Identify the lines that contain the string "官方储备资产中的黄金持有量" and copy all of them.

►

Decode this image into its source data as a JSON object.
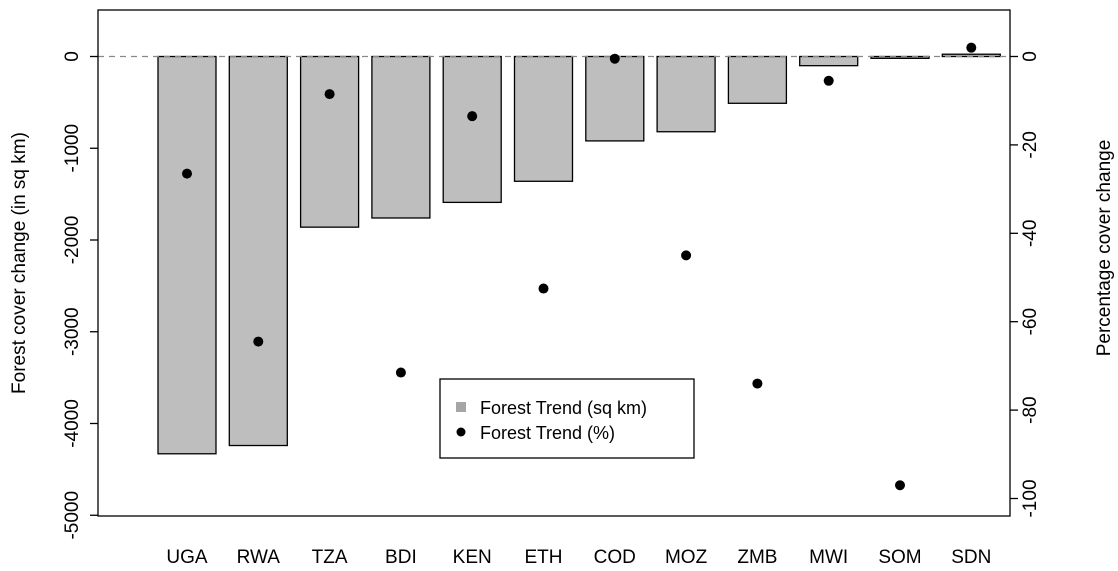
{
  "chart_data": {
    "type": "bar",
    "categories": [
      "UGA",
      "RWA",
      "TZA",
      "BDI",
      "KEN",
      "ETH",
      "COD",
      "MOZ",
      "ZMB",
      "MWI",
      "SOM",
      "SDN"
    ],
    "series": [
      {
        "name": "Forest Trend (sq km)",
        "type": "bar",
        "axis": "left",
        "values": [
          -4330,
          -4240,
          -1860,
          -1760,
          -1590,
          -1360,
          -920,
          -820,
          -510,
          -100,
          -20,
          25
        ]
      },
      {
        "name": "Forest Trend (%)",
        "type": "scatter",
        "axis": "right",
        "values": [
          -26.5,
          -64.5,
          -8.5,
          -71.5,
          -13.5,
          -52.5,
          -0.5,
          -45,
          -74,
          -5.5,
          -97,
          2
        ]
      }
    ],
    "ylabel": "Forest cover change (in sq km)",
    "ylabel_right": "Percentage cover change",
    "ylim": [
      -5000,
      500
    ],
    "ylim_right": [
      -105,
      10
    ],
    "yticks": [
      0,
      -1000,
      -2000,
      -3000,
      -4000,
      -5000
    ],
    "yticks_right": [
      0,
      -20,
      -40,
      -60,
      -80,
      -100
    ],
    "ytick_labels": [
      "0",
      "-1000",
      "-2000",
      "-3000",
      "-4000",
      "-5000"
    ],
    "ytick_labels_right": [
      "0",
      "-20",
      "-40",
      "-60",
      "-80",
      "-100"
    ],
    "zero_line": "dashed",
    "legend_position": "bottom-center",
    "colors": {
      "bar_fill": "#bebebe",
      "bar_stroke": "#000000",
      "point": "#000000",
      "legend_bar_swatch": "#a6a6a6"
    }
  }
}
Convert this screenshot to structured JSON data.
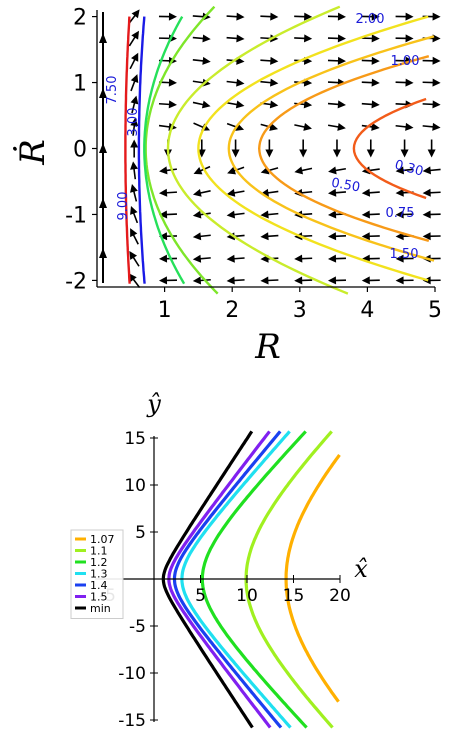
{
  "chart_data": [
    {
      "type": "line",
      "subtype": "contour-with-direction-field",
      "xlabel": "R",
      "ylabel": "Ṙ",
      "xlim": [
        0,
        5
      ],
      "ylim": [
        -2.1,
        2.1
      ],
      "x_ticks": [
        "1",
        "2",
        "3",
        "4",
        "5"
      ],
      "y_ticks": [
        "2",
        "1",
        "0",
        "-1",
        "-2"
      ],
      "levels": [
        {
          "label": "9.00",
          "value": 9.0,
          "color": "#1a1ae6"
        },
        {
          "label": "7.50",
          "value": 7.5,
          "color": "#e41a1c"
        },
        {
          "label": "3.00",
          "value": 3.0,
          "color": "#26e05a"
        },
        {
          "label": "2.00",
          "value": 2.0,
          "color": "#7ee62a"
        },
        {
          "label": "1.50",
          "value": 1.5,
          "color": "#c9ec2c"
        },
        {
          "label": "1.00",
          "value": 1.0,
          "color": "#f2e21e"
        },
        {
          "label": "0.75",
          "value": 0.75,
          "color": "#f8c21a"
        },
        {
          "label": "0.50",
          "value": 0.5,
          "color": "#f79a18"
        },
        {
          "label": "0.30",
          "value": 0.3,
          "color": "#f25c1a"
        }
      ],
      "contour_label_texts": [
        "2.00",
        "1.00",
        "7.50",
        "3.00",
        "0.30",
        "0.50",
        "0.75",
        "1.50",
        "9.00"
      ],
      "grid": false
    },
    {
      "type": "line",
      "subtype": "hyperbola-family",
      "xlabel": "x̂",
      "ylabel": "ŷ",
      "xlim": [
        -22,
        20
      ],
      "ylim": [
        -16,
        16
      ],
      "x_ticks": [
        "5",
        "10",
        "15",
        "20"
      ],
      "x_tick_hidden": "-5",
      "y_ticks": [
        "15",
        "10",
        "5",
        "-5",
        "-10",
        "-15"
      ],
      "legend_position": "left",
      "series": [
        {
          "name": "1.07",
          "color": "#ffb000",
          "vertex_x": 14.2
        },
        {
          "name": "1.1",
          "color": "#a0f020",
          "vertex_x": 9.9
        },
        {
          "name": "1.2",
          "color": "#20e020",
          "vertex_x": 5.2
        },
        {
          "name": "1.3",
          "color": "#20e0f0",
          "vertex_x": 3.0
        },
        {
          "name": "1.4",
          "color": "#1a40f0",
          "vertex_x": 2.2
        },
        {
          "name": "1.5",
          "color": "#8020f0",
          "vertex_x": 1.6
        },
        {
          "name": "min",
          "color": "#000000",
          "vertex_x": 1.0
        }
      ],
      "grid": false
    }
  ]
}
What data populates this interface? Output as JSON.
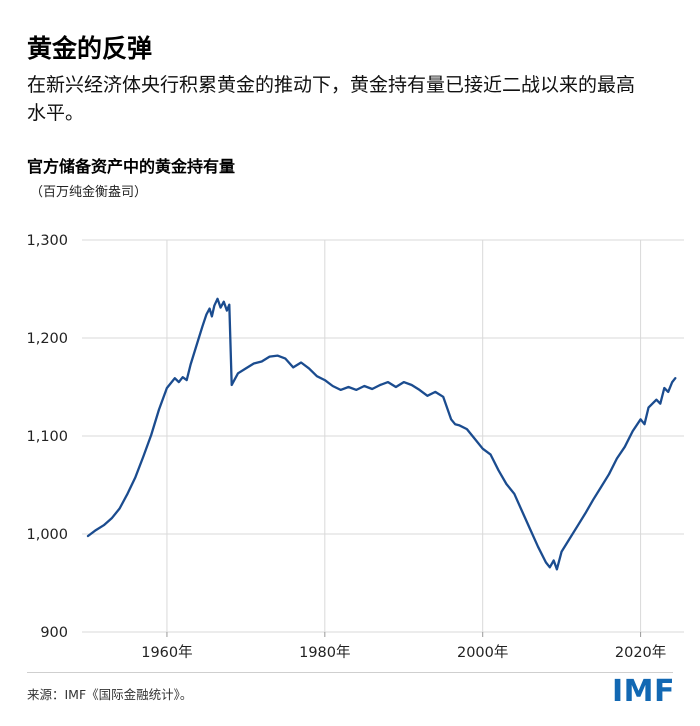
{
  "header": {
    "title": "黄金的反弹",
    "subtitle": "在新兴经济体央行积累黄金的推动下，黄金持有量已接近二战以来的最高水平。"
  },
  "chart": {
    "heading": "官方储备资产中的黄金持有量",
    "unit": "（百万纯金衡盎司）"
  },
  "chart_data": {
    "type": "line",
    "title": "官方储备资产中的黄金持有量",
    "unit_label": "（百万纯金衡盎司）",
    "x": [
      1950,
      1951,
      1952,
      1953,
      1954,
      1955,
      1956,
      1957,
      1958,
      1959,
      1960,
      1961,
      1961.5,
      1962,
      1962.5,
      1963,
      1964,
      1964.5,
      1965,
      1965.4,
      1965.7,
      1966,
      1966.4,
      1966.8,
      1967.2,
      1967.6,
      1967.9,
      1968.2,
      1968.6,
      1969,
      1970,
      1971,
      1972,
      1973,
      1974,
      1975,
      1976,
      1977,
      1978,
      1979,
      1980,
      1981,
      1982,
      1983,
      1984,
      1985,
      1986,
      1987,
      1988,
      1989,
      1990,
      1991,
      1992,
      1993,
      1994,
      1995,
      1996,
      1996.5,
      1997,
      1998,
      1999,
      2000,
      2001,
      2002,
      2003,
      2004,
      2005,
      2006,
      2007,
      2008,
      2008.5,
      2009,
      2009.4,
      2010,
      2011,
      2012,
      2013,
      2014,
      2015,
      2016,
      2017,
      2018,
      2019,
      2020,
      2020.5,
      2021,
      2022,
      2022.5,
      2023,
      2023.5,
      2024,
      2024.4
    ],
    "values": [
      998,
      1004,
      1009,
      1016,
      1026,
      1041,
      1058,
      1079,
      1101,
      1127,
      1149,
      1159,
      1155,
      1160,
      1157,
      1173,
      1199,
      1212,
      1224,
      1230,
      1222,
      1233,
      1240,
      1231,
      1237,
      1228,
      1234,
      1152,
      1158,
      1164,
      1169,
      1174,
      1176,
      1181,
      1182,
      1179,
      1170,
      1175,
      1169,
      1161,
      1157,
      1151,
      1147,
      1150,
      1147,
      1151,
      1148,
      1152,
      1155,
      1150,
      1155,
      1152,
      1147,
      1141,
      1145,
      1140,
      1117,
      1112,
      1111,
      1107,
      1097,
      1087,
      1081,
      1065,
      1051,
      1041,
      1023,
      1005,
      987,
      971,
      966,
      973,
      964,
      982,
      995,
      1008,
      1021,
      1035,
      1048,
      1061,
      1077,
      1089,
      1105,
      1117,
      1112,
      1129,
      1137,
      1133,
      1149,
      1145,
      1155,
      1159
    ],
    "xlim": [
      1950,
      2025.5
    ],
    "ylim": [
      900,
      1300
    ],
    "y_ticks": [
      900,
      1000,
      1100,
      1200,
      1300
    ],
    "y_tick_labels": [
      "900",
      "1,000",
      "1,100",
      "1,200",
      "1,300"
    ],
    "x_ticks": [
      1960,
      1980,
      2000,
      2020
    ],
    "x_tick_labels": [
      "1960年",
      "1980年",
      "2000年",
      "2020年"
    ],
    "grid": true,
    "legend": "none",
    "line_color": "#1b4c8f"
  },
  "footer": {
    "source": "来源：IMF《国际金融统计》。",
    "logo": "IMF"
  },
  "colors": {
    "line": "#1b4c8f",
    "logo_blue": "#1268b3",
    "grid": "#d9d9d9",
    "tick": "#9a9a9a",
    "axis_text": "#222222"
  }
}
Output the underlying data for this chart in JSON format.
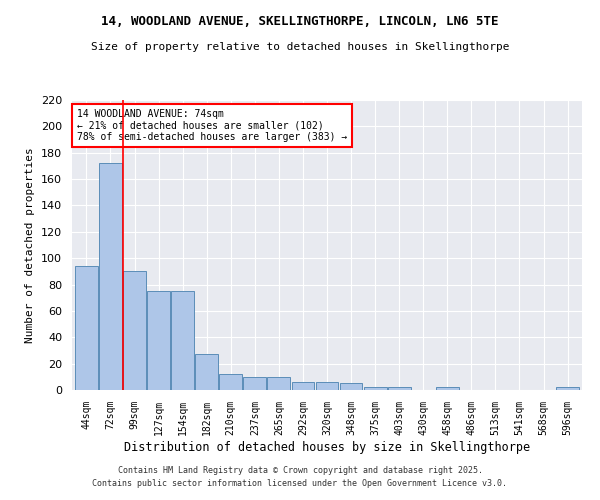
{
  "title1": "14, WOODLAND AVENUE, SKELLINGTHORPE, LINCOLN, LN6 5TE",
  "title2": "Size of property relative to detached houses in Skellingthorpe",
  "xlabel": "Distribution of detached houses by size in Skellingthorpe",
  "ylabel": "Number of detached properties",
  "categories": [
    "44sqm",
    "72sqm",
    "99sqm",
    "127sqm",
    "154sqm",
    "182sqm",
    "210sqm",
    "237sqm",
    "265sqm",
    "292sqm",
    "320sqm",
    "348sqm",
    "375sqm",
    "403sqm",
    "430sqm",
    "458sqm",
    "486sqm",
    "513sqm",
    "541sqm",
    "568sqm",
    "596sqm"
  ],
  "values": [
    94,
    172,
    90,
    75,
    75,
    27,
    12,
    10,
    10,
    6,
    6,
    5,
    2,
    2,
    0,
    2,
    0,
    0,
    0,
    0,
    2
  ],
  "bar_color": "#aec6e8",
  "bar_edge_color": "#5b8db8",
  "background_color": "#e8eaf0",
  "grid_color": "#ffffff",
  "red_line_x": 1.5,
  "annotation_text": "14 WOODLAND AVENUE: 74sqm\n← 21% of detached houses are smaller (102)\n78% of semi-detached houses are larger (383) →",
  "ylim": [
    0,
    220
  ],
  "yticks": [
    0,
    20,
    40,
    60,
    80,
    100,
    120,
    140,
    160,
    180,
    200,
    220
  ],
  "footer1": "Contains HM Land Registry data © Crown copyright and database right 2025.",
  "footer2": "Contains public sector information licensed under the Open Government Licence v3.0."
}
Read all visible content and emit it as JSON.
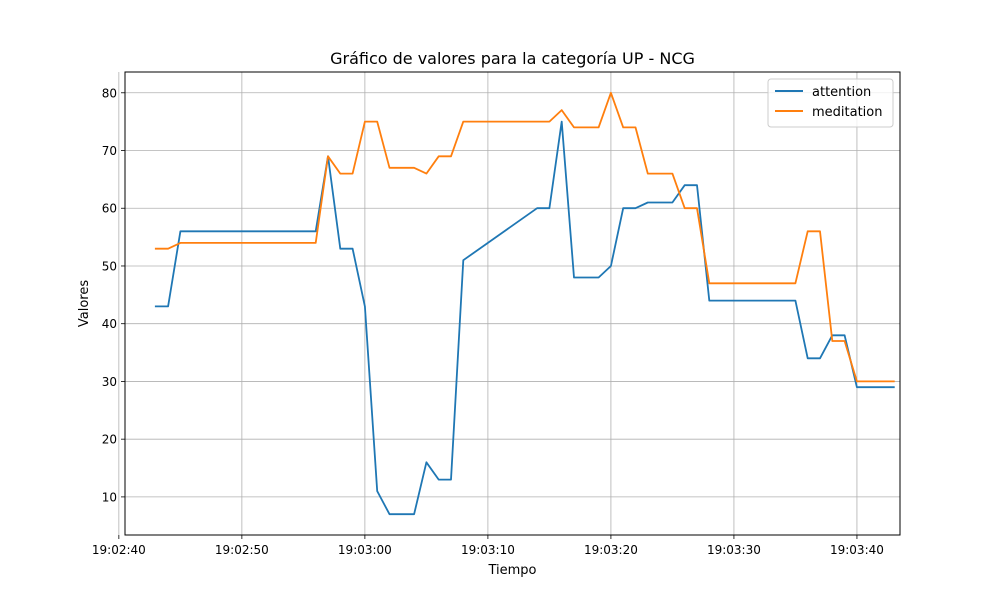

◄

§ Correct answer:
    "heading": "官方储备资产中的黄金持有量",
    "title": "官方储备资产中的黄金持有量",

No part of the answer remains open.